** Begin **

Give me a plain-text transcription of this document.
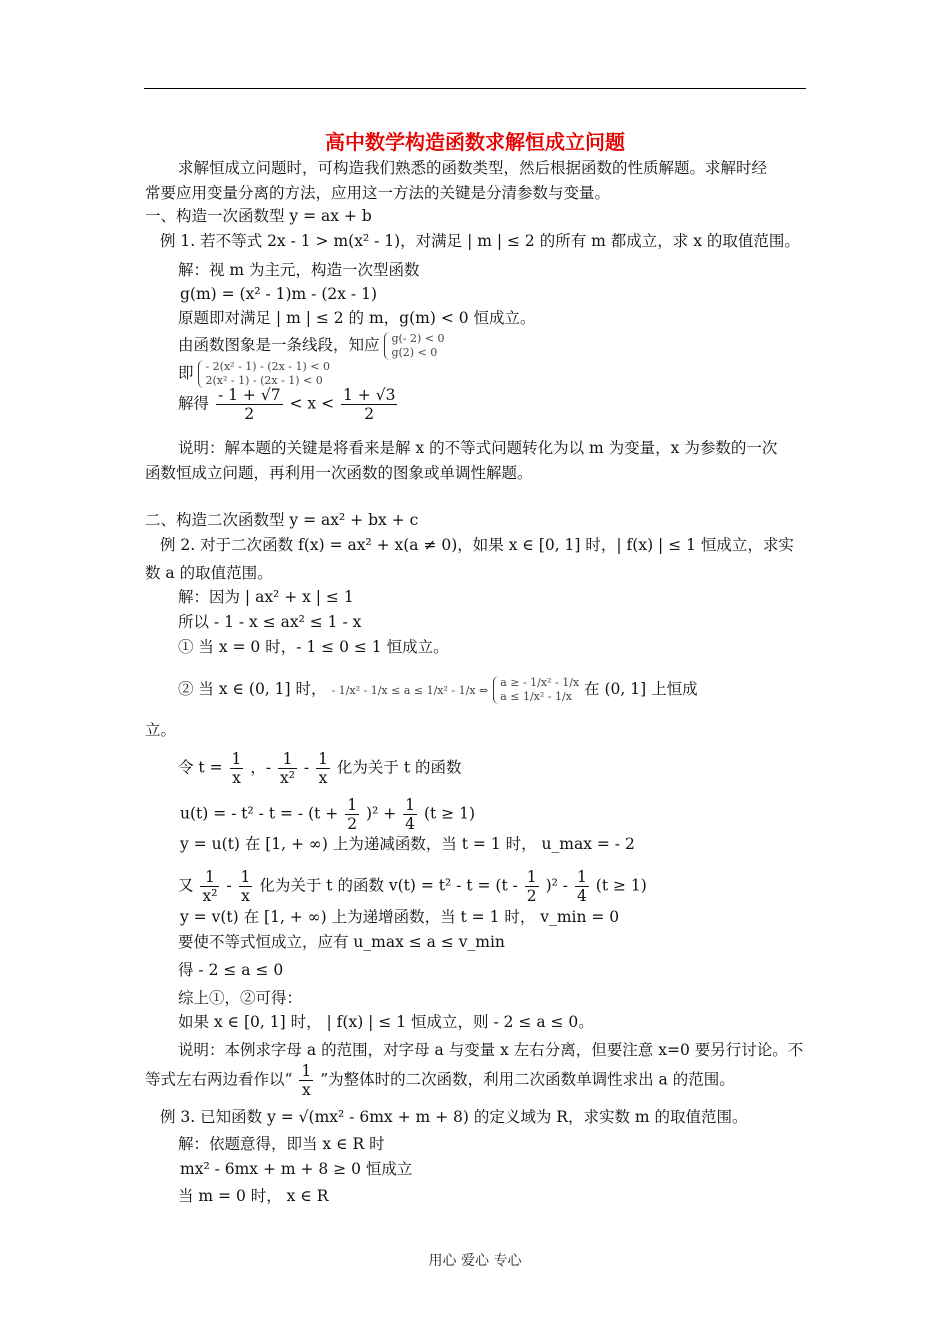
高中数学构造函数求解恒成立问题
求解恒成立问题时，可构造我们熟悉的函数类型，然后根据函数的性质解题。求解时经
常要应用变量分离的方法，应用这一方法的关键是分清参数与变量。
一、构造一次函数型 y = ax + b
例 1. 若不等式 2x - 1 > m(x² - 1)，对满足 | m | ≤ 2 的所有 m 都成立，求 x 的取值范围。
解：视 m 为主元，构造一次型函数
g(m) = (x² - 1)m - (2x - 1)
原题即对满足 | m | ≤ 2 的 m，g(m) < 0 恒成立。
由函数图象是一条线段，知应 g(- 2) < 0
g(2) < 0
即 - 2(x² - 1) - (2x - 1) < 0
2(x² - 1) - (2x - 1) < 0
解得 $\frac{- 1 + √7}{2} < x < \frac{1 + √3}{2}$
说明：解本题的关键是将看来是解 x 的不等式问题转化为以 m 为变量，x 为参数的一次
函数恒成立问题，再利用一次函数的图象或单调性解题。
二、构造二次函数型 y = ax² + bx + c
例 2. 对于二次函数 f(x) = ax² + x(a ≠ 0)，如果 x ∈ [0, 1] 时，| f(x) | ≤ 1 恒成立，求实
数 a 的取值范围。
解：因为 | ax² + x | ≤ 1
所以 - 1 - x ≤ ax² ≤ 1 - x
① 当 x = 0 时，- 1 ≤ 0 ≤ 1 恒成立。
② 当 x ∈ (0, 1] 时， - 1/x² - 1/x ≤ a ≤ 1/x² - 1/x ⇔
a ≥ - 1/x² - 1/x
a ≤ 1/x² - 1/x 在 (0, 1] 上恒成
立。
令 $t = \frac{1}{x}$ ，- $\frac{1}{\text{x²}} - \frac{1}{x}$ 化为关于 t 的函数
u(t) = - t² - t = - $(t + \frac{1}{2} )^2 + \frac{1}{4} (t \ge 1)$
y = u(t) 在 [1, + ∞) 上为递减函数，当 t = 1 时， u_max = - 2
又 $\frac{1}{\text{x²}} - \frac{1}{x}$ 化为关于 t 的函数 $v(t) = t^2 - t = (t - \frac{1}{2} )^2 - \frac{1}{4} (t \ge 1)$
y = v(t) 在 [1, + ∞) 上为递增函数，当 t = 1 时， v_min = 0
要使不等式恒成立，应有 u_max ≤ a ≤ v_min
得 - 2 ≤ a ≤ 0
综上①，②可得：
如果 x ∈ [0, 1] 时， | f(x) | ≤ 1 恒成立，则 - 2 ≤ a ≤ 0。
说明：本例求字母 a 的范围，对字母 a 与变量 x 左右分离，但要注意 x=0 要另行讨论。不
等式左右两边看作以“ $\frac{1}{x}$ ”为整体时的二次函数，利用二次函数单调性求出 a 的范围。
例 3. 已知函数 y = √(mx² - 6mx + m + 8) 的定义域为 R，求实数 m 的取值范围。
解：依题意得，即当 x ∈ R 时
mx² - 6mx + m + 8 ≥ 0 恒成立
当 m = 0 时， x ∈ R
用心 爱心 专心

** End **

_TASK TO COMPLETE_. What is the number of lines above that contain the string "frac"? Answer with the number alone.

_WRITTEN ANSWER_. 5